## WHAT YOU NEED TO DO
Identify and pull out each line of the entries in which "object" occurs.

## MATERIALS PROVIDED
——

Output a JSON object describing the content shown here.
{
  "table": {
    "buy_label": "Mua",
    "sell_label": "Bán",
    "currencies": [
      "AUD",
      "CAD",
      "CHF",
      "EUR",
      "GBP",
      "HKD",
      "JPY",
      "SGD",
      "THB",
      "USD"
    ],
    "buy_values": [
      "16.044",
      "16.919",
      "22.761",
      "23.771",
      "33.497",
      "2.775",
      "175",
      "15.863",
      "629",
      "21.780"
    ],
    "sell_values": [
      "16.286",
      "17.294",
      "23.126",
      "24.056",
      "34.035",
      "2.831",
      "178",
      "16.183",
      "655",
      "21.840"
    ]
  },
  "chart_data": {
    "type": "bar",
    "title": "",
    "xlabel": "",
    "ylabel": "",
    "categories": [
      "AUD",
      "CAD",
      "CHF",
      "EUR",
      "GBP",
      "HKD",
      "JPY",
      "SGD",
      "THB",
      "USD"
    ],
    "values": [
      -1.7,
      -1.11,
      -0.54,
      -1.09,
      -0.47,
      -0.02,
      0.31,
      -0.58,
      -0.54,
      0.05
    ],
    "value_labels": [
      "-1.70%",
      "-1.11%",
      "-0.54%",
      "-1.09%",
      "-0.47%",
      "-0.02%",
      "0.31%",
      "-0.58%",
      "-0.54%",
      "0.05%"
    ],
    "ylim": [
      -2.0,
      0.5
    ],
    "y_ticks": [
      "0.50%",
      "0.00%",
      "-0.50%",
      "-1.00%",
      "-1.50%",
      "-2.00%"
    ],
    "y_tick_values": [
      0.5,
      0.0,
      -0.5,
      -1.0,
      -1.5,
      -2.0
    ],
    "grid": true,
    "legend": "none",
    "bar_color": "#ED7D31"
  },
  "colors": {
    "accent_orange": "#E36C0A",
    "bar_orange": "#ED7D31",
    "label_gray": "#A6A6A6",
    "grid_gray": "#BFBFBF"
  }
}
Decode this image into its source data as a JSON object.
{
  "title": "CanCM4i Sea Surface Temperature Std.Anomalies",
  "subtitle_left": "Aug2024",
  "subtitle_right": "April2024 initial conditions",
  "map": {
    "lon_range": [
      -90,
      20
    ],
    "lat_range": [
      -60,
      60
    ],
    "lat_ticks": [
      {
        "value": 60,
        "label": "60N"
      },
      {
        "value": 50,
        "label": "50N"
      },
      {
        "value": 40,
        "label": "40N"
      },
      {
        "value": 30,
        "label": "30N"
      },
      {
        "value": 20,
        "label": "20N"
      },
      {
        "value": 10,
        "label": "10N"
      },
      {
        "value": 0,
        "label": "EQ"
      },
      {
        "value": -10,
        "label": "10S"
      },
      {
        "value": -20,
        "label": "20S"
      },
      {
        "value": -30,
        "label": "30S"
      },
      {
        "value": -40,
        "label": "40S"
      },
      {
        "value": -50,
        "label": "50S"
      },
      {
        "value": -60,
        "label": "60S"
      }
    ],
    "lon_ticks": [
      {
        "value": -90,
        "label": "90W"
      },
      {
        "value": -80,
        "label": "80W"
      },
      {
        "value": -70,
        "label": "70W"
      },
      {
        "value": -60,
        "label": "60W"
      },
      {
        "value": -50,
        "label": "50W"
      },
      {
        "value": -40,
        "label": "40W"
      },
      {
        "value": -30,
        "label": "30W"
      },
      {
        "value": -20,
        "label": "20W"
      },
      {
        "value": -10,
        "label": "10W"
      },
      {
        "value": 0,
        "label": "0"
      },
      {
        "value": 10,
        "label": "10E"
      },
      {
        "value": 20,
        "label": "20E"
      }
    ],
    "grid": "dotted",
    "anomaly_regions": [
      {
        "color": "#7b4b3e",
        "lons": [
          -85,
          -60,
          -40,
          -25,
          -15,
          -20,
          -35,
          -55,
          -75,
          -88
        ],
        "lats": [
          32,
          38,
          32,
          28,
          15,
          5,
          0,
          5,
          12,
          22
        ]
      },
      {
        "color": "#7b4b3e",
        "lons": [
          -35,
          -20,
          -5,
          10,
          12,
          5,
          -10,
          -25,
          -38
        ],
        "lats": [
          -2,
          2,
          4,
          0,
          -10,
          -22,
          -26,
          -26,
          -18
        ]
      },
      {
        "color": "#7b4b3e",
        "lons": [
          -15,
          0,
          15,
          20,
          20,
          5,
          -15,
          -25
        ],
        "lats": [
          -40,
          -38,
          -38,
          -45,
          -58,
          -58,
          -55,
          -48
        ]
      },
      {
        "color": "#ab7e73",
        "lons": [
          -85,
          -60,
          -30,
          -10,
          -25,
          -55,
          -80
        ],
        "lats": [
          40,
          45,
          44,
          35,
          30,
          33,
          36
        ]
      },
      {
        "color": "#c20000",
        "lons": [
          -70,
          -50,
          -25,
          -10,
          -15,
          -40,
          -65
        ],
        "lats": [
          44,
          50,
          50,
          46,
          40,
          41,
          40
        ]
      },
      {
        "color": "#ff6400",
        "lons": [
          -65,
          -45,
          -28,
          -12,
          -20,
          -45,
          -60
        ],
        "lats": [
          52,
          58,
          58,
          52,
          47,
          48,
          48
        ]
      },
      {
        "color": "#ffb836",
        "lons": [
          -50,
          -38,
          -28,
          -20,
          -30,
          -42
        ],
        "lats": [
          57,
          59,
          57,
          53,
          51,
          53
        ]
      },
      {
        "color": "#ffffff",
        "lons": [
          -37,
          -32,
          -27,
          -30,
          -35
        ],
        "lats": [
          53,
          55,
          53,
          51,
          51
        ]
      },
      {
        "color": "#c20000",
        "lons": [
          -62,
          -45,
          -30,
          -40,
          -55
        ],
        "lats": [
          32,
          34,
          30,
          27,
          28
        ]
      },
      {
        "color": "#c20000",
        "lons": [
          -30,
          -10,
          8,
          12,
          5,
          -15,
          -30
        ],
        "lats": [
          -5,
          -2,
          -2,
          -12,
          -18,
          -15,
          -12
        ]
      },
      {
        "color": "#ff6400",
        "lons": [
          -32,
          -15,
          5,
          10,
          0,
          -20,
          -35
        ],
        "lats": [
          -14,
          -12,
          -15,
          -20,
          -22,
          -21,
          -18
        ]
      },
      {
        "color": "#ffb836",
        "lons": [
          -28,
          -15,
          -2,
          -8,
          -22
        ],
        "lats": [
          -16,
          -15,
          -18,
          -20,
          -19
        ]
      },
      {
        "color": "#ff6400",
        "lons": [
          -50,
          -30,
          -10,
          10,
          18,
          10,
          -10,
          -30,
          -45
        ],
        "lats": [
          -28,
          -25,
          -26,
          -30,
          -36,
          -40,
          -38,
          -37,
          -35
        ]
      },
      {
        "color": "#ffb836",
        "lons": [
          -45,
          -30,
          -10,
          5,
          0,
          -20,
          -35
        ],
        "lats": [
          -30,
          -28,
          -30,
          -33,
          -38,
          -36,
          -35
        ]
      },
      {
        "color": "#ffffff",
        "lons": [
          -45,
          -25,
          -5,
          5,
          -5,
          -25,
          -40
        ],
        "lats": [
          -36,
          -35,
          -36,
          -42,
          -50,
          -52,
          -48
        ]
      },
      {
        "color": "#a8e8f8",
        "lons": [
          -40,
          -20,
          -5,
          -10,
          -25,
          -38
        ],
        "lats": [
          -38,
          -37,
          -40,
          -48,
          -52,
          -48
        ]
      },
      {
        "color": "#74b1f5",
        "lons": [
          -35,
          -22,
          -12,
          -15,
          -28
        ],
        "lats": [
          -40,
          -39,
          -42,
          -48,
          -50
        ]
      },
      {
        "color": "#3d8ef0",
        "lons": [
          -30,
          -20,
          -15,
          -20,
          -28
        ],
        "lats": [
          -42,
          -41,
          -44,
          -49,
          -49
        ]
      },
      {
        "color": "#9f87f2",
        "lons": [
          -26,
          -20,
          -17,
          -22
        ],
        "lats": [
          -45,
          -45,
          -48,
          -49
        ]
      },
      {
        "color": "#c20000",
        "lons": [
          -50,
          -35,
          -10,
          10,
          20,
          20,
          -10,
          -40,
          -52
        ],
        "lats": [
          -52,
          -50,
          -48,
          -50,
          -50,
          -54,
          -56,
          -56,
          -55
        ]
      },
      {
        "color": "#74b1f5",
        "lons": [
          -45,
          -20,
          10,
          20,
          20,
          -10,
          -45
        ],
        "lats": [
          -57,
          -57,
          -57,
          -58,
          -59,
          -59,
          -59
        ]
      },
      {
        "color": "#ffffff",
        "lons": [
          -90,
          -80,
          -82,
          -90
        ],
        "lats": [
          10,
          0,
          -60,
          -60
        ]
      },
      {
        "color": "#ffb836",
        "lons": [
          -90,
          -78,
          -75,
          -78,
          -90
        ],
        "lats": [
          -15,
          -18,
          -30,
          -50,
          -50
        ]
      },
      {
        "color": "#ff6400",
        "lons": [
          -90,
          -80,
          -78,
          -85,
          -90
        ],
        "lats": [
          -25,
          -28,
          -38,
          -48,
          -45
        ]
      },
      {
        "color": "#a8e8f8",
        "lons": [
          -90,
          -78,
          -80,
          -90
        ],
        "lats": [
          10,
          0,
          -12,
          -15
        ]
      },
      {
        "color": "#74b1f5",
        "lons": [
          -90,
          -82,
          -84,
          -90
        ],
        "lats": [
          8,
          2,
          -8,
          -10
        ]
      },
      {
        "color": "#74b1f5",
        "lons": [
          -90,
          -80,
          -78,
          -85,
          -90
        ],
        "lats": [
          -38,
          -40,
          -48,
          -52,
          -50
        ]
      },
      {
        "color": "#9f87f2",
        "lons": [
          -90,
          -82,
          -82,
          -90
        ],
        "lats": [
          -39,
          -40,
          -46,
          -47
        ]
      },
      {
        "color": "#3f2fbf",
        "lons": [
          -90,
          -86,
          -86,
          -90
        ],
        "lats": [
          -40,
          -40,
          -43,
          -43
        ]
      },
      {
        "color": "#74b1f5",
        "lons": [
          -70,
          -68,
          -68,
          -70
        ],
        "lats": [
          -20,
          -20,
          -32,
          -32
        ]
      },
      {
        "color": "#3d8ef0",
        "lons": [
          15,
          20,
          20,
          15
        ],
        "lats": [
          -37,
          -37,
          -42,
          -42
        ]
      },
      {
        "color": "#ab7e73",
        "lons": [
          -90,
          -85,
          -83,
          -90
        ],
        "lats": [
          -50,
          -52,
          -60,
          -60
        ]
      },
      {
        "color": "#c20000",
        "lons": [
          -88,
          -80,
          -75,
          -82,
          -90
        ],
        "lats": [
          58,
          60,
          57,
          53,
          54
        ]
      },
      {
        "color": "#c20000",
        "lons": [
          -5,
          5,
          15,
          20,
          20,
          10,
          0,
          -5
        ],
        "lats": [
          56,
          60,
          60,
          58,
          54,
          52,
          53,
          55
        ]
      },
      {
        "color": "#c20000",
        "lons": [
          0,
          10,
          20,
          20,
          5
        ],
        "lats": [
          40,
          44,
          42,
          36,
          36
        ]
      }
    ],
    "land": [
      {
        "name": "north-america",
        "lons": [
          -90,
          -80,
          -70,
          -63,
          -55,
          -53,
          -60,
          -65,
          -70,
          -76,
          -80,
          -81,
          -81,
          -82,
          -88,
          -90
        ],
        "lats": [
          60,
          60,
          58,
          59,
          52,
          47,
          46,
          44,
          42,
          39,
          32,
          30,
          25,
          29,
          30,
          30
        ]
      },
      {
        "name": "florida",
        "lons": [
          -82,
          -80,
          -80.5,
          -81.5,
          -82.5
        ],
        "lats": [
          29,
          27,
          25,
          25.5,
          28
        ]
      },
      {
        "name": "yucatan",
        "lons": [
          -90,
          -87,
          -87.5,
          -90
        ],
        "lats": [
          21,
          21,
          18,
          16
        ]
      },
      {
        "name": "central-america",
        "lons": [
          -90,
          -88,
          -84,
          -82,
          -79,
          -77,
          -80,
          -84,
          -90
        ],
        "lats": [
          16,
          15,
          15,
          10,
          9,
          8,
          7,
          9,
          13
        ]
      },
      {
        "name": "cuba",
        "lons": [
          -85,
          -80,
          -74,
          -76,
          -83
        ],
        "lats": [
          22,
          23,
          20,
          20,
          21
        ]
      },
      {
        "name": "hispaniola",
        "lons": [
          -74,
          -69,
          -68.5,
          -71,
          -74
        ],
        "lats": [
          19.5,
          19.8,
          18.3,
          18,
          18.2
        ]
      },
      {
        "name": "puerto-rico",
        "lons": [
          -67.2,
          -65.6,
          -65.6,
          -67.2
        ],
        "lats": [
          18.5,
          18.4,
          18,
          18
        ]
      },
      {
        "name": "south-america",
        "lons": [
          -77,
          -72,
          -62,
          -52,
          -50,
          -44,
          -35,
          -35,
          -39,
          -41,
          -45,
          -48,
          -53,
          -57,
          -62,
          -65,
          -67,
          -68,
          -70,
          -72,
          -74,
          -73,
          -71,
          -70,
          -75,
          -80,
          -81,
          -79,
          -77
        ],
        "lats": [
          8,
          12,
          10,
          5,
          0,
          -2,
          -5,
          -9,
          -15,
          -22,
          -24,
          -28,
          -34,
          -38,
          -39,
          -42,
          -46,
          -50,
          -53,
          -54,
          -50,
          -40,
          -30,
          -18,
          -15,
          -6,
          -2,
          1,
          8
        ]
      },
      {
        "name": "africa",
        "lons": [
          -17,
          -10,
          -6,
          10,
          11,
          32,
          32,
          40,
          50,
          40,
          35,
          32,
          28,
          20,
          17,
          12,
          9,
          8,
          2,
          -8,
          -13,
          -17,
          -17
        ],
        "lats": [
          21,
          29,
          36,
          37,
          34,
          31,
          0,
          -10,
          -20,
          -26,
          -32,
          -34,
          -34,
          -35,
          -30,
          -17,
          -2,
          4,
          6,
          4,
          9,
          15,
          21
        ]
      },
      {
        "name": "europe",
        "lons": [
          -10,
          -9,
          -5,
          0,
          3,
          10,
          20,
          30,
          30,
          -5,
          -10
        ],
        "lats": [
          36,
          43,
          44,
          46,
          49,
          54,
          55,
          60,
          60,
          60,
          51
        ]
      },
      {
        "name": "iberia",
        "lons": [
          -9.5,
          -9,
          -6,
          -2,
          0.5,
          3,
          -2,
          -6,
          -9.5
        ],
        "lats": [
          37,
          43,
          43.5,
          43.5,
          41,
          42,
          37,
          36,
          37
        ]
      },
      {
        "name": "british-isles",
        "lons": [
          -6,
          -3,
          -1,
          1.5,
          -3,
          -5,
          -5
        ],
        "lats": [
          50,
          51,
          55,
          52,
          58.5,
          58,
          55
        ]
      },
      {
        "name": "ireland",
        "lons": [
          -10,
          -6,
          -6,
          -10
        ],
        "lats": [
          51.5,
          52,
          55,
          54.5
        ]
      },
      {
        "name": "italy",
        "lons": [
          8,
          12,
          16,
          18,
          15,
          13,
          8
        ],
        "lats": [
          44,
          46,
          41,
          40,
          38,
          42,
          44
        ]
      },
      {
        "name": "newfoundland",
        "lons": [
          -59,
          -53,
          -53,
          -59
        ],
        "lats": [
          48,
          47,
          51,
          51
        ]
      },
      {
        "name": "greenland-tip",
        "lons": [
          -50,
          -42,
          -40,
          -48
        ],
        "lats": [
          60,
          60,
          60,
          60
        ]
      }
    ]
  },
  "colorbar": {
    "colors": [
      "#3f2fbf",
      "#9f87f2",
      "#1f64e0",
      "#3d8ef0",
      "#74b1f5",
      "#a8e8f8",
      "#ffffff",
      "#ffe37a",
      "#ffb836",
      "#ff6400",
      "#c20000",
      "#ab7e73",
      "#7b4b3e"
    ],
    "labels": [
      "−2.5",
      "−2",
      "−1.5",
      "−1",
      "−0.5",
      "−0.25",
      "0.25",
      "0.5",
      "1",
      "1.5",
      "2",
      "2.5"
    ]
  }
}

——

## FULL ANSWER
Output a JSON object describing the content shown here.
Decode this image into its source data as a JSON object.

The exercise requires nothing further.